● **EXERCISE TASK**
Select every line below containing the word "value".

● **ENTRIES SUPPLIED**
----

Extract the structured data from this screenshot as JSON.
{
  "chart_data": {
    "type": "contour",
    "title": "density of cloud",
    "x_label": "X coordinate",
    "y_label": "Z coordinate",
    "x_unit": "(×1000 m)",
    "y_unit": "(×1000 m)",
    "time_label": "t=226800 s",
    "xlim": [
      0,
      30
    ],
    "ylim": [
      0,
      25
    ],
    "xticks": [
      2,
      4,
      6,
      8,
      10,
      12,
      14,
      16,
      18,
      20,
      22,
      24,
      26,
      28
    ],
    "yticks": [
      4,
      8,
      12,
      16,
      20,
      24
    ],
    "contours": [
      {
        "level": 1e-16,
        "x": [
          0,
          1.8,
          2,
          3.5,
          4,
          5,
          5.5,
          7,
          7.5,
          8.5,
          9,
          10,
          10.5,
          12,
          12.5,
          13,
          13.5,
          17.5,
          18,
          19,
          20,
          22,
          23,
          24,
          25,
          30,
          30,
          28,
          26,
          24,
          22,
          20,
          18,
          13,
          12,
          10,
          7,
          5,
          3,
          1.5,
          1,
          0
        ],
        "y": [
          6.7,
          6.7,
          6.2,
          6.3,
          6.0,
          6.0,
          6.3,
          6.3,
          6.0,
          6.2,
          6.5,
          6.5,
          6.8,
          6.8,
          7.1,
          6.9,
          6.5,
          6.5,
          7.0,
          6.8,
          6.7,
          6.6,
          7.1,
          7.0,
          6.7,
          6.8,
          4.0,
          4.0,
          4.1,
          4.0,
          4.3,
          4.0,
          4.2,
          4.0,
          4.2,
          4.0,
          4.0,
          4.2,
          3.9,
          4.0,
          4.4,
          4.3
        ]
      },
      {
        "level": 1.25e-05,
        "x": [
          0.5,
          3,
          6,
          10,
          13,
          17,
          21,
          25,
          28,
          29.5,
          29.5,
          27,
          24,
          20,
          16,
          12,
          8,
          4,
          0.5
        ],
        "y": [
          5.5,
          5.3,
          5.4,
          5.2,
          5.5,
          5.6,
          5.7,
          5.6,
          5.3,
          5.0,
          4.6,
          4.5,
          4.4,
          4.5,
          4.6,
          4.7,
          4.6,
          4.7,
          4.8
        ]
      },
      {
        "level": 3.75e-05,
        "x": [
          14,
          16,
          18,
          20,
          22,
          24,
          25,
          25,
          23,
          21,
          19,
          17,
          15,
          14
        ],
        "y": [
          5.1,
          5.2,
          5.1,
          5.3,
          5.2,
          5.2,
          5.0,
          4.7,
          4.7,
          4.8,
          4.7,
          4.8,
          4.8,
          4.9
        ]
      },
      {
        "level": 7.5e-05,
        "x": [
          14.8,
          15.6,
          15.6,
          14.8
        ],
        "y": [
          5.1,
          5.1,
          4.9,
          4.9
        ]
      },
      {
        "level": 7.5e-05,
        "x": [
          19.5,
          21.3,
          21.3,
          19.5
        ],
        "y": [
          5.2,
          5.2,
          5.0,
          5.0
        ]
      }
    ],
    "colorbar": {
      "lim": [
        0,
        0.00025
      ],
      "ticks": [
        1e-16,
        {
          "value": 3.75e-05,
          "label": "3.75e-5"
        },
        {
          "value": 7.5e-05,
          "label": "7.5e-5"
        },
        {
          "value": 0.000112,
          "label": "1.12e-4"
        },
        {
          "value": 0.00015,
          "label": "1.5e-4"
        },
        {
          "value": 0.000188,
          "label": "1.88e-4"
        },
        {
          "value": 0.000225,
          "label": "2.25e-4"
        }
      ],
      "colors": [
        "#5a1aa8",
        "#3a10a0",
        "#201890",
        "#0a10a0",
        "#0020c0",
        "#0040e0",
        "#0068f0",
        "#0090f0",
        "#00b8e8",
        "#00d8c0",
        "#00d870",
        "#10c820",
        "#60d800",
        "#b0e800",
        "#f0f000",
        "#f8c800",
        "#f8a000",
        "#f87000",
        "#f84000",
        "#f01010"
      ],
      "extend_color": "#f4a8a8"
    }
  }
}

----

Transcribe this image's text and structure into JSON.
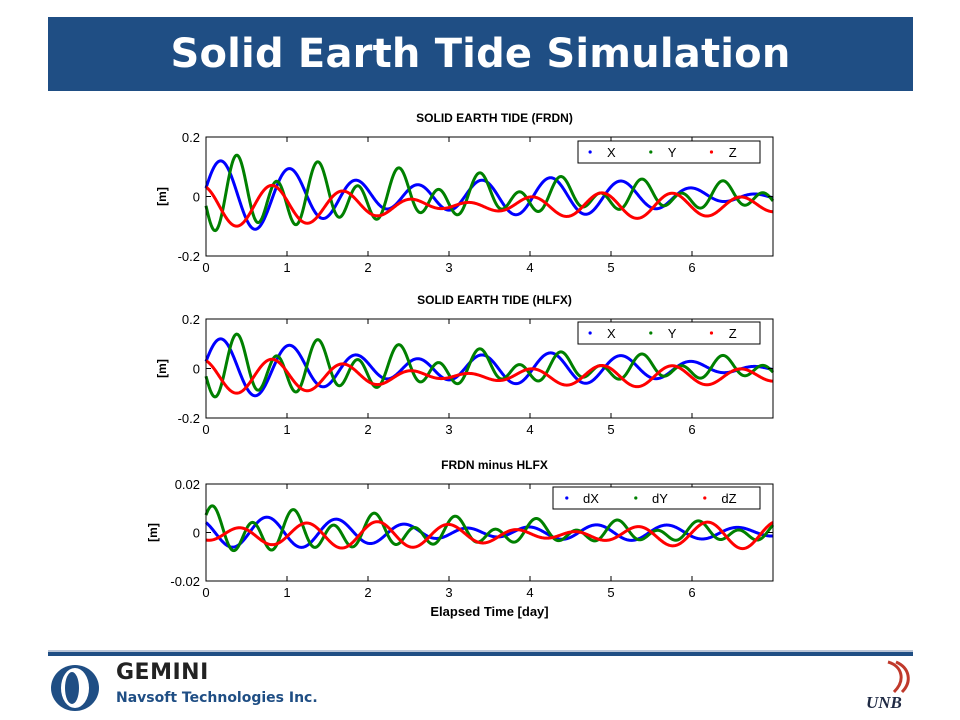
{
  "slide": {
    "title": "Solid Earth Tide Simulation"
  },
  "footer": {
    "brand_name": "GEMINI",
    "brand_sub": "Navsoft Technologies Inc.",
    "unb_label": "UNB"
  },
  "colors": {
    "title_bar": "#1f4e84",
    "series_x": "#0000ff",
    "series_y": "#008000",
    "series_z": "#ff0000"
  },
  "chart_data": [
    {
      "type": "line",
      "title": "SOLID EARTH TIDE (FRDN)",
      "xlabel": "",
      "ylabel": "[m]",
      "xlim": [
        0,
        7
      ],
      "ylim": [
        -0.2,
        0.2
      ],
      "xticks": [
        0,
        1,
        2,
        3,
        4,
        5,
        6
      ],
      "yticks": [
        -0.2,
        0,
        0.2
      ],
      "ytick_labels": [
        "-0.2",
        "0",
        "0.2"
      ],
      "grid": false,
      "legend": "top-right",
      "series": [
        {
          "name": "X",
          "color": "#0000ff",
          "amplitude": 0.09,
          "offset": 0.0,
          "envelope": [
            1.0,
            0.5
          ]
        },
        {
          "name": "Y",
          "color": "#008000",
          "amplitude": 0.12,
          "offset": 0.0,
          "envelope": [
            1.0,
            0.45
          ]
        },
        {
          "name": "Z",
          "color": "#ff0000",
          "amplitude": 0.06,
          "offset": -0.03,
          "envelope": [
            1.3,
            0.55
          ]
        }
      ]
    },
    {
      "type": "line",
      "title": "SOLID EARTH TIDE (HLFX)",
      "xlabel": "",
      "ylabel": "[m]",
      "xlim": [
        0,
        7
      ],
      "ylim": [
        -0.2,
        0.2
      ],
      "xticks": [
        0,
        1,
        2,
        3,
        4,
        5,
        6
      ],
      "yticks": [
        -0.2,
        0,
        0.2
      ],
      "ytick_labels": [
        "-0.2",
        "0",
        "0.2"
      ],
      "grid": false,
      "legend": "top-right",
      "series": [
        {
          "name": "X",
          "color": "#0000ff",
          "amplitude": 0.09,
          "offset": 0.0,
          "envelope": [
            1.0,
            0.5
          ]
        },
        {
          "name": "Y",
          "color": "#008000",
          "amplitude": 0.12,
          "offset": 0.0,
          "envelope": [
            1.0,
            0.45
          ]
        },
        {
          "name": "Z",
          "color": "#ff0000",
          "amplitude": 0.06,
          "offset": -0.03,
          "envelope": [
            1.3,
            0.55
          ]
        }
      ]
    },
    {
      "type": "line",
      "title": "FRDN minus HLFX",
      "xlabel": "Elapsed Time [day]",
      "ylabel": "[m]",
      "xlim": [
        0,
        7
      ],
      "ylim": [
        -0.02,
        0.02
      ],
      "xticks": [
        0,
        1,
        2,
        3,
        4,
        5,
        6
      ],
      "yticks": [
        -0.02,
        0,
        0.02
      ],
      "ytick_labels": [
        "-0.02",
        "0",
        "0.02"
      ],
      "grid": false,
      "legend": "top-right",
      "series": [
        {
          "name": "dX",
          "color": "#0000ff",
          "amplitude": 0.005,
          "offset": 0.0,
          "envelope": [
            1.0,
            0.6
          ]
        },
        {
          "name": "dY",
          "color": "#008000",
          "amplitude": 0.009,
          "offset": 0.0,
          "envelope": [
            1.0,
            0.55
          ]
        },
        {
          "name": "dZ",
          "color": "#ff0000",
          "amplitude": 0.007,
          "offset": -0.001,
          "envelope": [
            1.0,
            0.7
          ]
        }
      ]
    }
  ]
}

----

● **RESPONSE**
          "value": 3.75e-05,
          "value": 7.5e-05,
          "value": 0.000112,
          "value": 0.00015,
          "value": 0.000188,
          "value": 0.000225,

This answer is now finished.